(Beginning of Excerpt provided)

Snakes, kidnap and sickness did not prevent Lady Caroline Gray Hill from painting the desert landscape. Laura Davis visits an exhibition of the Victorian adventurer’s work
THE rumours were that they had been killed – murdered in cold blood by a gang of marauding Arabs in depths of the Near East desert.
Under the publicly expressed concern of their fellow Brits living in relative luxury in late-19th century Jerusalem, there must surely have been a niggling feeling that this tragedy was of their own making.
For what respectable woman, a titled one no less, sets out into such dangerous territory to simply paint the view?
Lady Caroline Gray Hill and her husband, John Gray Hill, a partner in the Liverpool law firm Hill Dickinson, were not dead.
They had however, been taken captive at gunpoint by a sheik in a mix up over which tribal leader should be paid for their guaranteed safe passage.
What does an adopted Liverpudlian – blue or just plain old red-blooded – do in such a perilous situation? She talks herself out of it.
“We have travelled amongst the Bedouins before,” she began, as recorded in her husband’s account of their travels, “and have been taught to believe, as those who went before us in our country have believed, that from the time of our father Abraham until now, if anyone came as a guest into their tents their hospitality would be full and true.
“But we have lived to find ourselves mistaken.”
Precisely what it was in her words that struck a chord with Sheik Khalil we will never know, but he was moved by her speech and agreed not to harm them. A short period of negotiation later and the Gray Hills were permitted to continue their journey to Petra.
“The interesting thing is that episodes like that are so different from what she chose to paint,” says Moira Lindsay, curator of an exhibition of Lady Caroline’s art works, Desert Impressions: Journeys of a Victorian Lady currently running at Liverpool’s Victoria Gallery & Museum.
“In each area they visited they had to find the head of the local people and send letters ahead. Then they’d negotiate with presents and sometimes with payment. They seemed to find a way of getting on with everyone they met.”
When their gifts ran out they bartered with their own belongings – silk handkerchiefs and, on one occasion, a pair of scissors. On their arrival they would sometimes discover the person in charge had changed and they would have to start the process all over again.
Snakes slithered into their tent, battles between rival tribes disrupted their route and Lady Caroline became delirious from a serious illness but it seemed they would let nothing get in their way.
And during all these trials, she kept painting the landscape – great swathes of sand, dazzling sunsets and many, many camels.
She mostly used watercolours, but occasionally oils, working on the stacks of pre-prepared boards carried in knapsacks by her servants.

(End of Excerpt provided)
(Beginning of Record excerpts)

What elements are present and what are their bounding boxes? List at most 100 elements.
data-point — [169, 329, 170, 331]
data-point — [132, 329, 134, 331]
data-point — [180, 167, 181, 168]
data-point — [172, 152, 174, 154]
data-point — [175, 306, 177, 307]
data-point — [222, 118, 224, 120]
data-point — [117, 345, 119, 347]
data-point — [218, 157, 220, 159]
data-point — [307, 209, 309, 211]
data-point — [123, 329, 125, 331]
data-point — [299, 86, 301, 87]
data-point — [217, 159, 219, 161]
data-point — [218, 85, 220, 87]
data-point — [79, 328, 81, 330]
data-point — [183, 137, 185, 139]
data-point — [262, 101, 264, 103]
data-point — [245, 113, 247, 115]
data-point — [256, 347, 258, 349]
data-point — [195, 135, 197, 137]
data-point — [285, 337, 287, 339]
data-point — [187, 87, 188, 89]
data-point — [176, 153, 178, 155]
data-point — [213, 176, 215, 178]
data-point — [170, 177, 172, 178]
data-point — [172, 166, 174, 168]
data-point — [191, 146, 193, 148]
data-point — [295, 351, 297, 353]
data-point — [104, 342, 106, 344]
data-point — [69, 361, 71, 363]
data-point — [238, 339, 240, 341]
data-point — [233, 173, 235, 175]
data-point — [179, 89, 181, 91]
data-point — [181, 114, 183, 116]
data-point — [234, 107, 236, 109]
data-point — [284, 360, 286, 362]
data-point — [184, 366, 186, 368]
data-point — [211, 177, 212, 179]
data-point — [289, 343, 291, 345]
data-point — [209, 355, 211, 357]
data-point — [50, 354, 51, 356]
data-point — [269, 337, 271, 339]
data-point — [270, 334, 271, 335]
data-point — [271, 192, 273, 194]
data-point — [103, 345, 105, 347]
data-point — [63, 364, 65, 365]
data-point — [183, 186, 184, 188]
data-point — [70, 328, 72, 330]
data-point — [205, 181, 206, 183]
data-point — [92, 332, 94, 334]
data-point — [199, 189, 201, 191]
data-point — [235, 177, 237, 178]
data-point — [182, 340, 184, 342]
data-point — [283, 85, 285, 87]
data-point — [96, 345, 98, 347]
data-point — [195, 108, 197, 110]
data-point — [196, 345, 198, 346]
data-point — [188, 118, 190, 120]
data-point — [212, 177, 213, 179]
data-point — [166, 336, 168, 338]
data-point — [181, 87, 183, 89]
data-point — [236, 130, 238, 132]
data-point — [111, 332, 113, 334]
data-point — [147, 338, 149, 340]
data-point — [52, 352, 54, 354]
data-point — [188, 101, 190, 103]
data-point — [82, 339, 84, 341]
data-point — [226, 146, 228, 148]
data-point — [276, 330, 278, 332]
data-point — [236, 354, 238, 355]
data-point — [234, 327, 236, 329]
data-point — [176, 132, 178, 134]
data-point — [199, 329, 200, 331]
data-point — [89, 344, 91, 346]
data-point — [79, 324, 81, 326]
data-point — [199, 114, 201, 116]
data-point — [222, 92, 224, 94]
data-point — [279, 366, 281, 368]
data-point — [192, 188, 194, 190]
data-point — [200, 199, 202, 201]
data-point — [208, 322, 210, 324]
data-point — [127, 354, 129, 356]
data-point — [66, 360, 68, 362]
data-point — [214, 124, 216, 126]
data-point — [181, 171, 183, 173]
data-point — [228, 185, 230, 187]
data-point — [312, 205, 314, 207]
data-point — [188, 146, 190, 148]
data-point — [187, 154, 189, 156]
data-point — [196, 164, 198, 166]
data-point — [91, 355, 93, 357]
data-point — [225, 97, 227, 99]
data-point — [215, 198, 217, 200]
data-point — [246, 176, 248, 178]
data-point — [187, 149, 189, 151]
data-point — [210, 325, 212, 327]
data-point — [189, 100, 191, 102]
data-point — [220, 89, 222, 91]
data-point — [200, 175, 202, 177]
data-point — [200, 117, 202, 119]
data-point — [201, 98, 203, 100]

(End of Record excerpts)

Things to do.
1. From the article on Lady Caroline Gray Hill, write out the passage from "For what respectable" up to and including "herself out of it.".
2. Answer these questions using the article on Lady Caroline Gray Hill:
(a) Which Liverpool law firm was John Gray Hill a partner in?
(b) What is the title of the exhibition of Lady Caroline's work?
(c) What did the couple barter with once their gifts ran out?
The records are taken from a separate source.

Written responses.
1.
For what respectable woman, a titled one no less, sets out into such dangerous territory to simply paint the view?
Lady Caroline Gray Hill and her husband, John Gray Hill, a partner in the Liverpool law firm Hill Dickinson, were not dead.
They had however, been taken captive at gunpoint by a sheik in a mix up over which tribal leader should be paid for their guaranteed safe passage.
What does an adopted Liverpudlian – blue or just plain old red-blooded – do in such a perilous situation? She talks herself out of it.

2.
(a) Hill Dickinson
(b) Desert Impressions: Journeys of a Victorian Lady
(c) Their own belongings, including silk handkerchiefs and, on one occasion, a pair of scissors